Goal =
Go through the entries below and collect each line with the string "真的特别对不起" in it.

Data for processing =
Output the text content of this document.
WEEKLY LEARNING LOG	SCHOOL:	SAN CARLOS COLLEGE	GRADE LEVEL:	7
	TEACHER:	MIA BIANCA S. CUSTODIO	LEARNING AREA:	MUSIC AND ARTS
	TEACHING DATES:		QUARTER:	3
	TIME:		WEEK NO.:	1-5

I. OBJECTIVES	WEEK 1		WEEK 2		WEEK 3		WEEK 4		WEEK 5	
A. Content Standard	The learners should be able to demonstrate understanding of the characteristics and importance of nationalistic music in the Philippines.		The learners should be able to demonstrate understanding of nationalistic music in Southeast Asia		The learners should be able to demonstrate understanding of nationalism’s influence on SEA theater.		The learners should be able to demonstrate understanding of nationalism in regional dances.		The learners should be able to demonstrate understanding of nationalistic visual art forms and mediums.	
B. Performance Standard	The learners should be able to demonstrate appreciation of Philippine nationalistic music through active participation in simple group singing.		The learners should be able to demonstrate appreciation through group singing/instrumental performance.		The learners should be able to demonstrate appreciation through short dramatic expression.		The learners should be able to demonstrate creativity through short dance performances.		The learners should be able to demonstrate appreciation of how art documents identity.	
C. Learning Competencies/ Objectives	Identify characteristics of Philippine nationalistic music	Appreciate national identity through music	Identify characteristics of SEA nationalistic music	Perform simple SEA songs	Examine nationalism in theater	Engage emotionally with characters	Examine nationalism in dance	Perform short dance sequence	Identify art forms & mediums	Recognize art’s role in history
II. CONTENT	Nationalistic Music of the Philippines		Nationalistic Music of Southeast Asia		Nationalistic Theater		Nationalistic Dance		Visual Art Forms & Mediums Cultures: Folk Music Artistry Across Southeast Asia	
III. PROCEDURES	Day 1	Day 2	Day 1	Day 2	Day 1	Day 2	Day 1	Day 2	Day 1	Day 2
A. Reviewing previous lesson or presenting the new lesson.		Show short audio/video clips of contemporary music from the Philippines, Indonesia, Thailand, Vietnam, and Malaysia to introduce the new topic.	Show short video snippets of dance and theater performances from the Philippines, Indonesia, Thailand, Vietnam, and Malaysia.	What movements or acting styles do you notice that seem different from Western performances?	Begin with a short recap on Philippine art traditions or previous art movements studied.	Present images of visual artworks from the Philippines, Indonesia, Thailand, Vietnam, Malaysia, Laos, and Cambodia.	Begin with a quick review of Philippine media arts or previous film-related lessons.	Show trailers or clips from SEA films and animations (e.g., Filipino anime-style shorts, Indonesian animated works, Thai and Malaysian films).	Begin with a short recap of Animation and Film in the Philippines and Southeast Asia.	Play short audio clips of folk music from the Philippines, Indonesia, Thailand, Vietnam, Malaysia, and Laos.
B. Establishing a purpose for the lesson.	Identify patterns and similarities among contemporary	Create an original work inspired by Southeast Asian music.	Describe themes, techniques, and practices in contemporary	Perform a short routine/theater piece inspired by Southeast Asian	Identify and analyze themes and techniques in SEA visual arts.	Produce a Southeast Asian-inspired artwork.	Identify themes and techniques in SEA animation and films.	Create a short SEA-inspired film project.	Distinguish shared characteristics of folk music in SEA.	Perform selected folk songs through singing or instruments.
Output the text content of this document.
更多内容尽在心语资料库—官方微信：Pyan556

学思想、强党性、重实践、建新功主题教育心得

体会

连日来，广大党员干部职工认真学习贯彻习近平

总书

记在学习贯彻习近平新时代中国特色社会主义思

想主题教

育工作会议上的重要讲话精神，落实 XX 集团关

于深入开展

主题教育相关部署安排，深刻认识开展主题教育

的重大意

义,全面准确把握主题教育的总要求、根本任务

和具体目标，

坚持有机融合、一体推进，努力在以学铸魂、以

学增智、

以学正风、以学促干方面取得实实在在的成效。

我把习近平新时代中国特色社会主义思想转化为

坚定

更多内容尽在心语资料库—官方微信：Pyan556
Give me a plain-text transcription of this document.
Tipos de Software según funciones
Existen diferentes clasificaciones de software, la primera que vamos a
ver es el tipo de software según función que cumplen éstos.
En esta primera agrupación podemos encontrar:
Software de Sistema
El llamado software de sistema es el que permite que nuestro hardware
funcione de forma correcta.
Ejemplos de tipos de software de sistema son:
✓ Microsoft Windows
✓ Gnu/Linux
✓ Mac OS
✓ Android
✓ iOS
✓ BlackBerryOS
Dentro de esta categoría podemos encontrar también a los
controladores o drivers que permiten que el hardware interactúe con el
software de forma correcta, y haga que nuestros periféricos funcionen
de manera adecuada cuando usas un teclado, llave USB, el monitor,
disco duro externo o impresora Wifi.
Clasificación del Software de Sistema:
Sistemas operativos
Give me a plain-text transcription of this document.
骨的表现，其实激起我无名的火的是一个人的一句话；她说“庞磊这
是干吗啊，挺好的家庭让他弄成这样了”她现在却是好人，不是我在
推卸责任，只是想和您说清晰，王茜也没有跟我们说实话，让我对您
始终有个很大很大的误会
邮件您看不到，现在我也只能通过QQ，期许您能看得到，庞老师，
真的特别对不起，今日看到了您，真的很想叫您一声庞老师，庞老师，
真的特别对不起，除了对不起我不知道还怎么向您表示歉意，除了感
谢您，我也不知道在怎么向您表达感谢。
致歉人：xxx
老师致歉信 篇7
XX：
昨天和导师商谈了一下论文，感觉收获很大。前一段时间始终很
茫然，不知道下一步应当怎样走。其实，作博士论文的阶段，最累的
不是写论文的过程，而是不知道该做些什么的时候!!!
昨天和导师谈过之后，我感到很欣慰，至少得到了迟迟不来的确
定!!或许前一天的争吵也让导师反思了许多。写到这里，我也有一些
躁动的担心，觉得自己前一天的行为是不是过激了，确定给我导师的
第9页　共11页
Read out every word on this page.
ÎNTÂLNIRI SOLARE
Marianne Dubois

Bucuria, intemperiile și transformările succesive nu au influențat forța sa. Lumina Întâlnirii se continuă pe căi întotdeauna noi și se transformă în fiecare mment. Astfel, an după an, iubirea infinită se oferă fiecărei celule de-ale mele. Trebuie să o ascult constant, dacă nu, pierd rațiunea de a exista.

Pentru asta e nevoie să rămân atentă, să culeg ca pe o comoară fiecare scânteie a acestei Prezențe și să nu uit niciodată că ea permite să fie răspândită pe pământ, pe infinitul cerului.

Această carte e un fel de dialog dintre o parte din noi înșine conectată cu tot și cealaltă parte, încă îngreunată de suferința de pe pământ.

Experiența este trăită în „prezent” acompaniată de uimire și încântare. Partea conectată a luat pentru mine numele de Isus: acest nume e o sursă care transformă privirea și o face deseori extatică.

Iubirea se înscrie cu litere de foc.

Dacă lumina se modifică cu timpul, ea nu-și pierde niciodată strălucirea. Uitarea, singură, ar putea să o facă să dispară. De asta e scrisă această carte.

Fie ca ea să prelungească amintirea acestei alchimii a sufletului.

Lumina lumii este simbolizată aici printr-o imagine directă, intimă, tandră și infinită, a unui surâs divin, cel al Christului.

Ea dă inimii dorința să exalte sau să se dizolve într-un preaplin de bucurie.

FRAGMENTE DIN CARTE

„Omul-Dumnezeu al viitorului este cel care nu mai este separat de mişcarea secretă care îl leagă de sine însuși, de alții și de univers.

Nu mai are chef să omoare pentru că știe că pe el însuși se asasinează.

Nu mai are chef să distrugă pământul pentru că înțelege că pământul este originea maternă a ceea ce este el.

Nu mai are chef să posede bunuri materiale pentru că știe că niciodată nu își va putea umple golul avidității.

Task result =
真的特别对不起，今日看到了您，真的很想叫您一声庞老师，庞老师，
真的特别对不起，除了对不起我不知道还怎么向您表示歉意，除了感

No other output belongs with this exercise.